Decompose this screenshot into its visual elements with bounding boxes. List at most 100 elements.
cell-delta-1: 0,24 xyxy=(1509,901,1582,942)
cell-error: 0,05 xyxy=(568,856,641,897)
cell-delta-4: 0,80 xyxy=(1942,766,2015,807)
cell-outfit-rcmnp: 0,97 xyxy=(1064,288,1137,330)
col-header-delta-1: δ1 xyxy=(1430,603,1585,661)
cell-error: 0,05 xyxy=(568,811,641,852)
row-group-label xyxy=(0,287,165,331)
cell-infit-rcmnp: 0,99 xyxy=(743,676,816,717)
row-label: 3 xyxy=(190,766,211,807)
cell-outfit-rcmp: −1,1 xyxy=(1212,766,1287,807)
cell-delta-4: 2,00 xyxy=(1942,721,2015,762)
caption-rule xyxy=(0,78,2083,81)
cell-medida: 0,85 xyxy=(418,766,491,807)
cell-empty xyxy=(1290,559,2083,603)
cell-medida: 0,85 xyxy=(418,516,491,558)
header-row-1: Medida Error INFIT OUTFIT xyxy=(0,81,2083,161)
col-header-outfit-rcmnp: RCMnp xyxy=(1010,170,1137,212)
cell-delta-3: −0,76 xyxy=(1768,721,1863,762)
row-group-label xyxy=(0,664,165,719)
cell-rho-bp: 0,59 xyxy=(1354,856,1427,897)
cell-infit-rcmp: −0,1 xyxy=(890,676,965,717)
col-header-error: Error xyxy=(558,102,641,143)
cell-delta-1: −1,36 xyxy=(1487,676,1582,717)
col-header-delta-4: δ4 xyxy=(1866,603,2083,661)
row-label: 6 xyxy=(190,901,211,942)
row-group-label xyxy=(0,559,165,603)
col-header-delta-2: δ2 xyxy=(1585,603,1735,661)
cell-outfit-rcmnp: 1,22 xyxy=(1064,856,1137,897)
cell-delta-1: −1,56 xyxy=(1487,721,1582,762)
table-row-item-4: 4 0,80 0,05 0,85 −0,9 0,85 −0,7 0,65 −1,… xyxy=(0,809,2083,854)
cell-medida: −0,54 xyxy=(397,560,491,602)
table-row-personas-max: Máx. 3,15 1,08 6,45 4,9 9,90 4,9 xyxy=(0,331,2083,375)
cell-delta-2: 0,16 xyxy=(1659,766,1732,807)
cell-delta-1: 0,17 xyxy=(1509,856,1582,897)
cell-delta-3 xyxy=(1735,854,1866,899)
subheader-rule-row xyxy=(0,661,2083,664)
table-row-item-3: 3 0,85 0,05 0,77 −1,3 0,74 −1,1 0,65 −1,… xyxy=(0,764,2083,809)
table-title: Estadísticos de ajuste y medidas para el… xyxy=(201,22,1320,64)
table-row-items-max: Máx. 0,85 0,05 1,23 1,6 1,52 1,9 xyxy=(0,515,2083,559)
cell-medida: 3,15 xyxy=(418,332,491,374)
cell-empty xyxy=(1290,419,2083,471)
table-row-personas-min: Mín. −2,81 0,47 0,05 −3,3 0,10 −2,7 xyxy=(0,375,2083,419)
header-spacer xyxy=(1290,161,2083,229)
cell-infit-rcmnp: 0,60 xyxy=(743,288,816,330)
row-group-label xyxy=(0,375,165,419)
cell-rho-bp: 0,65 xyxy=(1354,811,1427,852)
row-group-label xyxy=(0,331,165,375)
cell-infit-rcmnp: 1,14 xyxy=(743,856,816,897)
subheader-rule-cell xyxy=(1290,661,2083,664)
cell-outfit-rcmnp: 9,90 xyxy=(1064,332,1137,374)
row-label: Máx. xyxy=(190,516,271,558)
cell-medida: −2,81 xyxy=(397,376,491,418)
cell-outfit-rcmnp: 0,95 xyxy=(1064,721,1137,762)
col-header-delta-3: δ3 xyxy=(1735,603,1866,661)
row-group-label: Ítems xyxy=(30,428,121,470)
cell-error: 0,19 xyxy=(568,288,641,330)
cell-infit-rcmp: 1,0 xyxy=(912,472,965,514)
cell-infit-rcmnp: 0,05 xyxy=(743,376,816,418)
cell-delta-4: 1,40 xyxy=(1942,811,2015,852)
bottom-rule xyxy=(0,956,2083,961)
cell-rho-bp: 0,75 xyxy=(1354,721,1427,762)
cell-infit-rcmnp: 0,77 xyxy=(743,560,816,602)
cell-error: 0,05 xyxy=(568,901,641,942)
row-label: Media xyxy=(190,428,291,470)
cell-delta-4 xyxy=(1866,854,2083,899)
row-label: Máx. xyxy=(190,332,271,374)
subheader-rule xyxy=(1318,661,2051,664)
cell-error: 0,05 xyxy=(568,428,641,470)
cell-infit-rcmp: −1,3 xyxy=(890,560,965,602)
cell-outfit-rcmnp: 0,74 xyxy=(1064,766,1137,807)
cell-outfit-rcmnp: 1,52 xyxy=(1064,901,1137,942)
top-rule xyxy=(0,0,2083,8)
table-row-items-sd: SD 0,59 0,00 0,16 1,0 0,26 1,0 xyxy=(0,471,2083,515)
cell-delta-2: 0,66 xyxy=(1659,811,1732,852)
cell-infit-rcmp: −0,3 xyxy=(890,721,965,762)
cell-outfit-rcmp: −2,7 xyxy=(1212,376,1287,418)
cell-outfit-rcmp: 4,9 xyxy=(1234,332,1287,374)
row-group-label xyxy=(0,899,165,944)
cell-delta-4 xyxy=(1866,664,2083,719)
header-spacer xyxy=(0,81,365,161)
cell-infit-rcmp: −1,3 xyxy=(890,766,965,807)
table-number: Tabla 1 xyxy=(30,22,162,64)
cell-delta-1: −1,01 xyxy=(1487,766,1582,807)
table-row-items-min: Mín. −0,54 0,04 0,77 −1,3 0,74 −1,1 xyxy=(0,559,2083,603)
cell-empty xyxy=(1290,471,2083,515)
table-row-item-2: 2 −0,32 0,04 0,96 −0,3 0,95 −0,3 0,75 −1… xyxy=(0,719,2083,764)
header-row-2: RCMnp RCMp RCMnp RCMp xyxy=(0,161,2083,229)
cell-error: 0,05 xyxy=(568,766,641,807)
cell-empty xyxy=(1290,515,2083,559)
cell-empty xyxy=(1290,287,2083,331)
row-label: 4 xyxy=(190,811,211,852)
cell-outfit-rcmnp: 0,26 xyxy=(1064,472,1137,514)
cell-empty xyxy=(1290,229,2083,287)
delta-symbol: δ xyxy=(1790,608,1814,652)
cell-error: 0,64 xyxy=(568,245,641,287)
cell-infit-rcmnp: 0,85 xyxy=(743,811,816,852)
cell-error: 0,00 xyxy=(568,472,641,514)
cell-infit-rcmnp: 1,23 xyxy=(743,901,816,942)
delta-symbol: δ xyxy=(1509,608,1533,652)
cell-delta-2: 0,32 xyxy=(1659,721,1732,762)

+-------+

### Short exercise
Convert the rows above into a JSON list of strings, with one string for each line and blank lines left out.

### Problem solution
[
  "Decompose this screenshot into its visual elements with bounding boxes. List at most 100 elements.",
  "cell-delta-1: 0,24 xyxy=(1509,901,1582,942)",
  "cell-error: 0,05 xyxy=(568,856,641,897)",
  "cell-delta-4: 0,80 xyxy=(1942,766,2015,807)",
  "cell-outfit-rcmnp: 0,97 xyxy=(1064,288,1137,330)",
  "col-header-delta-1: δ1 xyxy=(1430,603,1585,661)",
  "cell-error: 0,05 xyxy=(568,811,641,852)",
  "row-group-label xyxy=(0,287,165,331)",
  "cell-infit-rcmnp: 0,99 xyxy=(743,676,816,717)",
  "row-label: 3 xyxy=(190,766,211,807)",
  "cell-outfit-rcmp: −1,1 xyxy=(1212,766,1287,807)",
  "cell-delta-4: 2,00 xyxy=(1942,721,2015,762)",
  "caption-rule xyxy=(0,78,2083,81)",
  "cell-medida: 0,85 xyxy=(418,766,491,807)",
  "cell-empty xyxy=(1290,559,2083,603)",
  "cell-medida: 0,85 xyxy=(418,516,491,558)",
  "header-row-1: Medida Error INFIT OUTFIT xyxy=(0,81,2083,161)",
  "col-header-outfit-rcmnp: RCMnp xyxy=(1010,170,1137,212)",
  "cell-delta-3: −0,76 xyxy=(1768,721,1863,762)",
  "row-group-label xyxy=(0,664,165,719)",
  "cell-rho-bp: 0,59 xyxy=(1354,856,1427,897)",
  "cell-infit-rcmp: −0,1 xyxy=(890,676,965,717)",
  "col-header-error: Error xyxy=(558,102,641,143)",
  "cell-delta-1: −1,36 xyxy=(1487,676,1582,717)",
  "col-header-delta-4: δ4 xyxy=(1866,603,2083,661)",
  "row-label: 6 xyxy=(190,901,211,942)",
  "row-group-label xyxy=(0,559,165,603)",
  "col-header-delta-2: δ2 xyxy=(1585,603,1735,661)",
  "cell-outfit-rcmnp: 1,22 xyxy=(1064,856,1137,897)",
  "cell-delta-1: −1,56 xyxy=(1487,721,1582,762)",
  "table-row-item-4: 4 0,80 0,05 0,85 −0,9 0,85 −0,7 0,65 −1,… xyxy=(0,809,2083,854)",
  "cell-medida: −0,54 xyxy=(397,560,491,602)",
  "table-row-personas-max: Máx. 3,15 1,08 6,45 4,9 9,90 4,9 xyxy=(0,331,2083,375)",
  "cell-delta-2: 0,16 xyxy=(1659,766,1732,807)",
  "cell-delta-1: 0,17 xyxy=(1509,856,1582,897)",
  "cell-delta-3 xyxy=(1735,854,1866,899)",
  "subheader-rule-row xyxy=(0,661,2083,664)",
  "table-row-item-3: 3 0,85 0,05 0,77 −1,3 0,74 −1,1 0,65 −1,… xyxy=(0,764,2083,809)",
  "table-title: Estadísticos de ajuste y medidas para el… xyxy=(201,22,1320,64)",
  "table-row-items-max: Máx. 0,85 0,05 1,23 1,6 1,52 1,9 xyxy=(0,515,2083,559)",
  "cell-medida: 3,15 xyxy=(418,332,491,374)",
  "cell-empty xyxy=(1290,419,2083,471)",
  "table-row-personas-min: Mín. −2,81 0,47 0,05 −3,3 0,10 −2,7 xyxy=(0,375,2083,419)",
  "header-spacer xyxy=(1290,161,2083,229)",
  "cell-infit-rcmnp: 0,60 xyxy=(743,288,816,330)",
  "row-group-label xyxy=(0,375,165,419)",
  "cell-rho-bp: 0,65 xyxy=(1354,811,1427,852)",
  "row-group-label xyxy=(0,331,165,375)",
  "cell-infit-rcmnp: 1,14 xyxy=(743,856,816,897)",
  "subheader-rule-cell xyxy=(1290,661,2083,664)",
  "cell-outfit-rcmnp: 9,90 xyxy=(1064,332,1137,374)",
  "row-label: Máx. xyxy=(190,516,271,558)",
  "cell-medida: −2,81 xyxy=(397,376,491,418)",
  "cell-outfit-rcmnp: 0,95 xyxy=(1064,721,1137,762)",
  "col-header-delta-3: δ3 xyxy=(1735,603,1866,661)",
  "row-group-label: Ítems xyxy=(30,428,121,470)",
  "cell-error: 0,19 xyxy=(568,288,641,330)",
  "cell-infit-rcmp: 1,0 xyxy=(912,472,965,514)",
  "cell-infit-rcmnp: 0,05 xyxy=(743,376,816,418)",
  "cell-delta-4: 1,40 xyxy=(1942,811,2015,852)",
  "bottom-rule xyxy=(0,956,2083,961)",
  "cell-rho-bp: 0,75 xyxy=(1354,721,1427,762)",
  "cell-infit-rcmnp: 0,77 xyxy=(743,560,816,602)",
  "cell-error: 0,05 xyxy=(568,901,641,942)",
  "row-label: Media xyxy=(190,428,291,470)",
  "cell-delta-4 xyxy=(1866,854,2083,899)",
  "row-label: Máx. xyxy=(190,332,271,374)",
  "subheader-rule xyxy=(1318,661,2051,664)",
  "cell-error: 0,05 xyxy=(568,428,641,470)",
  "cell-infit-rcmp: −1,3 xyxy=(890,560,965,602)",
  "cell-outfit-rcmnp: 0,74 xyxy=(1064,766,1137,807)",
  "cell-outfit-rcmnp: 1,52 xyxy=(1064,901,1137,942)",
  "top-rule xyxy=(0,0,2083,8)",
  "table-row-items-sd: SD 0,59 0,00 0,16 1,0 0,26 1,0 xyxy=(0,471,2083,515)",
  "cell-delta-2: 0,66 xyxy=(1659,811,1732,852)",
  "cell-infit-rcmp: −0,3 xyxy=(890,721,965,762)",
  "cell-outfit-rcmp: −2,7 xyxy=(1212,376,1287,418)",
  "cell-outfit-rcmp: 4,9 xyxy=(1234,332,1287,374)",
  "row-group-label xyxy=(0,899,165,944)",
  "cell-delta-4 xyxy=(1866,664,2083,719)",
  "header-spacer xyxy=(0,81,365,161)",
  "cell-infit-rcmp: −1,3 xyxy=(890,766,965,807)",
  "table-number: Tabla 1 xyxy=(30,22,162,64)",
  "cell-delta-1: −1,01 xyxy=(1487,766,1582,807)",
  "table-row-items-min: Mín. −0,54 0,04 0,77 −1,3 0,74 −1,1 xyxy=(0,559,2083,603)",
  "cell-empty xyxy=(1290,471,2083,515)",
  "table-row-item-2: 2 −0,32 0,04 0,96 −0,3 0,95 −0,3 0,75 −1… xyxy=(0,719,2083,764)",
  "header-row-2: RCMnp RCMp RCMnp RCMp xyxy=(0,161,2083,229)",
  "cell-error: 0,05 xyxy=(568,766,641,807)",
  "cell-empty xyxy=(1290,515,2083,559)",
  "cell-empty xyxy=(1290,287,2083,331)",
  "row-label: 4 xyxy=(190,811,211,852)",
  "cell-outfit-rcmnp: 0,26 xyxy=(1064,472,1137,514)",
  "cell-empty xyxy=(1290,229,2083,287)",
  "delta-symbol: δ xyxy=(1790,608,1814,652)",
  "cell-error: 0,64 xyxy=(568,245,641,287)",
  "cell-infit-rcmnp: 0,85 xyxy=(743,811,816,852)",
  "cell-error: 0,00 xyxy=(568,472,641,514)",
  "cell-infit-rcmnp: 1,23 xyxy=(743,901,816,942)",
  "delta-symbol: δ xyxy=(1509,608,1533,652)",
  "cell-delta-2: 0,32 xyxy=(1659,721,1732,762)"
]